> [DESCRIPTION OF THE TASK]: Can you transcribe every record below exactly as it appears?

> [DATA SUPPLIED]:
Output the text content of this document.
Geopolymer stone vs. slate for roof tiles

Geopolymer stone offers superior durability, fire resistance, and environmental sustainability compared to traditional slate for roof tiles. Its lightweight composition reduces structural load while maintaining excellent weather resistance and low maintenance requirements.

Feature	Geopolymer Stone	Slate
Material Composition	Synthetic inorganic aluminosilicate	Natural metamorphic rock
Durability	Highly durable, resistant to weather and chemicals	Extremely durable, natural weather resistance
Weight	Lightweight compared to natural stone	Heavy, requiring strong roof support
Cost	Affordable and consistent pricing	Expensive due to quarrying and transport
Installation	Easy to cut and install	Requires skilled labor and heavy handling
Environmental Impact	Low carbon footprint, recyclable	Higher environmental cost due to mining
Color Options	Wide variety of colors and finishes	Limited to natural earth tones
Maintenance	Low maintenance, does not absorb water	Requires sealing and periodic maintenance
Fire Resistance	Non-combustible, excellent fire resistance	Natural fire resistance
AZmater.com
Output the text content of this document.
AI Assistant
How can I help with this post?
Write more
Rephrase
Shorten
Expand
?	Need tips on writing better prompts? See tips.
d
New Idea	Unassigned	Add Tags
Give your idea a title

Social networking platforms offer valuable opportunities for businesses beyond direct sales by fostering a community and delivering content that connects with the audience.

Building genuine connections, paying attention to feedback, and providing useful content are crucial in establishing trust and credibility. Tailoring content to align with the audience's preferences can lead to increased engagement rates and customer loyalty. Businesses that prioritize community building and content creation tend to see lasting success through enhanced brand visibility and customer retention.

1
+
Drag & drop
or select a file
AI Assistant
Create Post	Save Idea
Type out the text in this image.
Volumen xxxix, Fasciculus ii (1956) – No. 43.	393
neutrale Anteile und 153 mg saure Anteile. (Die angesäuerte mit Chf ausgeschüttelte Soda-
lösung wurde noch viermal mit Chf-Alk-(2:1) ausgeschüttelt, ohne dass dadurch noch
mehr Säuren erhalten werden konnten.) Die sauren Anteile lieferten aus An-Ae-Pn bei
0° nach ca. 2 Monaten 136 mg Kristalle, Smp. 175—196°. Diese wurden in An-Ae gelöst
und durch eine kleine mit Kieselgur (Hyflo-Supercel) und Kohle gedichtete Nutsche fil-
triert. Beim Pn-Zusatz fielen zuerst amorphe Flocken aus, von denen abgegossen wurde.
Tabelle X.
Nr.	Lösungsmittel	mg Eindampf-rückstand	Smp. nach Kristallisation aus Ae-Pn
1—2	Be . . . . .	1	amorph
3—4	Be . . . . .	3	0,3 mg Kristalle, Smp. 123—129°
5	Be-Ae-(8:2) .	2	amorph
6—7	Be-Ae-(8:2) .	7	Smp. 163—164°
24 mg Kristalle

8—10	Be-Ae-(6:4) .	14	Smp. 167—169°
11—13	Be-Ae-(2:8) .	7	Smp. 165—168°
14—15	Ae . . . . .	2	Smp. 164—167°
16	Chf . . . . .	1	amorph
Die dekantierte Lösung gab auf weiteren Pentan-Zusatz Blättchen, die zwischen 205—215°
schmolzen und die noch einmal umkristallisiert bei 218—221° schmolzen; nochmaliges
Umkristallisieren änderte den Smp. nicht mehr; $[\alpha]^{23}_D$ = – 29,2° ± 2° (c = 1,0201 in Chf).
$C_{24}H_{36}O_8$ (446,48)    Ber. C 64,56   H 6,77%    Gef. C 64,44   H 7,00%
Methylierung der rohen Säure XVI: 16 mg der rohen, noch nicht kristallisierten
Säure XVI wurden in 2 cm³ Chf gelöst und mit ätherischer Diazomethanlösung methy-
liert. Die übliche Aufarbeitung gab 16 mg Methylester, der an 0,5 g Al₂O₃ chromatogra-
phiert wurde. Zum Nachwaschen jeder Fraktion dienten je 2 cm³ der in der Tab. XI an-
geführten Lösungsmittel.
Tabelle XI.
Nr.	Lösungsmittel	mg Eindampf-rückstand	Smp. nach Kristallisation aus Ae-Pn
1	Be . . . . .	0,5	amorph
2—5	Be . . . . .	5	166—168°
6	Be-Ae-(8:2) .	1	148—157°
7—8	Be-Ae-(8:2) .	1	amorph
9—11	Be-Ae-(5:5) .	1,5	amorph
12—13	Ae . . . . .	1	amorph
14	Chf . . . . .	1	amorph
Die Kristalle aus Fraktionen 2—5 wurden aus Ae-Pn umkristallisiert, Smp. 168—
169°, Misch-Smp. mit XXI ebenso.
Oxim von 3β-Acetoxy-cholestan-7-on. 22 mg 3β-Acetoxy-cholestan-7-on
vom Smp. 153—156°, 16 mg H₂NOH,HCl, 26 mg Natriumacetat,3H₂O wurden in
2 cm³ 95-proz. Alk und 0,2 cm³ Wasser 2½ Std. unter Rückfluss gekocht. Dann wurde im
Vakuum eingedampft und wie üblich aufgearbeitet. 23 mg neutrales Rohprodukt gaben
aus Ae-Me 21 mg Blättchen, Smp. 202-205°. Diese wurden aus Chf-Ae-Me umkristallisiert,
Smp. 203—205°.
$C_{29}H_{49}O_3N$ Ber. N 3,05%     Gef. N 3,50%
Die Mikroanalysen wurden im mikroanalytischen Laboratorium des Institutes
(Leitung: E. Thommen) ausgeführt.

> [PROBLEM SOLUTION]:
Output the text content of this document.
Geopolymer stone vs. slate for roof tiles

Geopolymer stone offers superior durability, fire resistance, and environmental sustainability compared to traditional slate for roof tiles. Its lightweight composition reduces structural load while maintaining excellent weather resistance and low maintenance requirements.

Feature	Geopolymer Stone	Slate
Material Composition	Synthetic inorganic aluminosilicate	Natural metamorphic rock
Durability	Highly durable, resistant to weather and chemicals	Extremely durable, natural weather resistance
Weight	Lightweight compared to natural stone	Heavy, requiring strong roof support
Cost	Affordable and consistent pricing	Expensive due to quarrying and transport
Installation	Easy to cut and install	Requires skilled labor and heavy handling
Environmental Impact	Low carbon footprint, recyclable	Higher environmental cost due to mining
Color Options	Wide variety of colors and finishes	Limited to natural earth tones
Maintenance	Low maintenance, does not absorb water	Requires sealing and periodic maintenance
Fire Resistance	Non-combustible, excellent fire resistance	Natural fire resistance
AZmater.com
Output the text content of this document.
AI Assistant
How can I help with this post?
Write more
Rephrase
Shorten
Expand
?	Need tips on writing better prompts? See tips.
d
New Idea	Unassigned	Add Tags
Give your idea a title

Social networking platforms offer valuable opportunities for businesses beyond direct sales by fostering a community and delivering content that connects with the audience.

Building genuine connections, paying attention to feedback, and providing useful content are crucial in establishing trust and credibility. Tailoring content to align with the audience's preferences can lead to increased engagement rates and customer loyalty. Businesses that prioritize community building and content creation tend to see lasting success through enhanced brand visibility and customer retention.

1
+
Drag & drop
or select a file
AI Assistant
Create Post	Save Idea
Type out the text in this image.
Volumen xxxix, Fasciculus ii (1956) – No. 43.	393
neutrale Anteile und 153 mg saure Anteile. (Die angesäuerte mit Chf ausgeschüttelte Soda-
lösung wurde noch viermal mit Chf-Alk-(2:1) ausgeschüttelt, ohne dass dadurch noch
mehr Säuren erhalten werden konnten.) Die sauren Anteile lieferten aus An-Ae-Pn bei
0° nach ca. 2 Monaten 136 mg Kristalle, Smp. 175—196°. Diese wurden in An-Ae gelöst
und durch eine kleine mit Kieselgur (Hyflo-Supercel) und Kohle gedichtete Nutsche fil-
triert. Beim Pn-Zusatz fielen zuerst amorphe Flocken aus, von denen abgegossen wurde.
Tabelle X.
Nr.	Lösungsmittel	mg Eindampf-rückstand	Smp. nach Kristallisation aus Ae-Pn
1—2	Be . . . . .	1	amorph
3—4	Be . . . . .	3	0,3 mg Kristalle, Smp. 123—129°
5	Be-Ae-(8:2) .	2	amorph
6—7	Be-Ae-(8:2) .	7	Smp. 163—164°
24 mg Kristalle

8—10	Be-Ae-(6:4) .	14	Smp. 167—169°
11—13	Be-Ae-(2:8) .	7	Smp. 165—168°
14—15	Ae . . . . .	2	Smp. 164—167°
16	Chf . . . . .	1	amorph
Die dekantierte Lösung gab auf weiteren Pentan-Zusatz Blättchen, die zwischen 205—215°
schmolzen und die noch einmal umkristallisiert bei 218—221° schmolzen; nochmaliges
Umkristallisieren änderte den Smp. nicht mehr; $[\alpha]^{23}_D$ = – 29,2° ± 2° (c = 1,0201 in Chf).
$C_{24}H_{36}O_8$ (446,48)    Ber. C 64,56   H 6,77%    Gef. C 64,44   H 7,00%
Methylierung der rohen Säure XVI: 16 mg der rohen, noch nicht kristallisierten
Säure XVI wurden in 2 cm³ Chf gelöst und mit ätherischer Diazomethanlösung methy-
liert. Die übliche Aufarbeitung gab 16 mg Methylester, der an 0,5 g Al₂O₃ chromatogra-
phiert wurde. Zum Nachwaschen jeder Fraktion dienten je 2 cm³ der in der Tab. XI an-
geführten Lösungsmittel.
Tabelle XI.
Nr.	Lösungsmittel	mg Eindampf-rückstand	Smp. nach Kristallisation aus Ae-Pn
1	Be . . . . .	0,5	amorph
2—5	Be . . . . .	5	166—168°
6	Be-Ae-(8:2) .	1	148—157°
7—8	Be-Ae-(8:2) .	1	amorph
9—11	Be-Ae-(5:5) .	1,5	amorph
12—13	Ae . . . . .	1	amorph
14	Chf . . . . .	1	amorph
Die Kristalle aus Fraktionen 2—5 wurden aus Ae-Pn umkristallisiert, Smp. 168—
169°, Misch-Smp. mit XXI ebenso.
Oxim von 3β-Acetoxy-cholestan-7-on. 22 mg 3β-Acetoxy-cholestan-7-on
vom Smp. 153—156°, 16 mg H₂NOH,HCl, 26 mg Natriumacetat,3H₂O wurden in
2 cm³ 95-proz. Alk und 0,2 cm³ Wasser 2½ Std. unter Rückfluss gekocht. Dann wurde im
Vakuum eingedampft und wie üblich aufgearbeitet. 23 mg neutrales Rohprodukt gaben
aus Ae-Me 21 mg Blättchen, Smp. 202-205°. Diese wurden aus Chf-Ae-Me umkristallisiert,
Smp. 203—205°.
$C_{29}H_{49}O_3N$ Ber. N 3,05%     Gef. N 3,50%
Die Mikroanalysen wurden im mikroanalytischen Laboratorium des Institutes
(Leitung: E. Thommen) ausgeführt.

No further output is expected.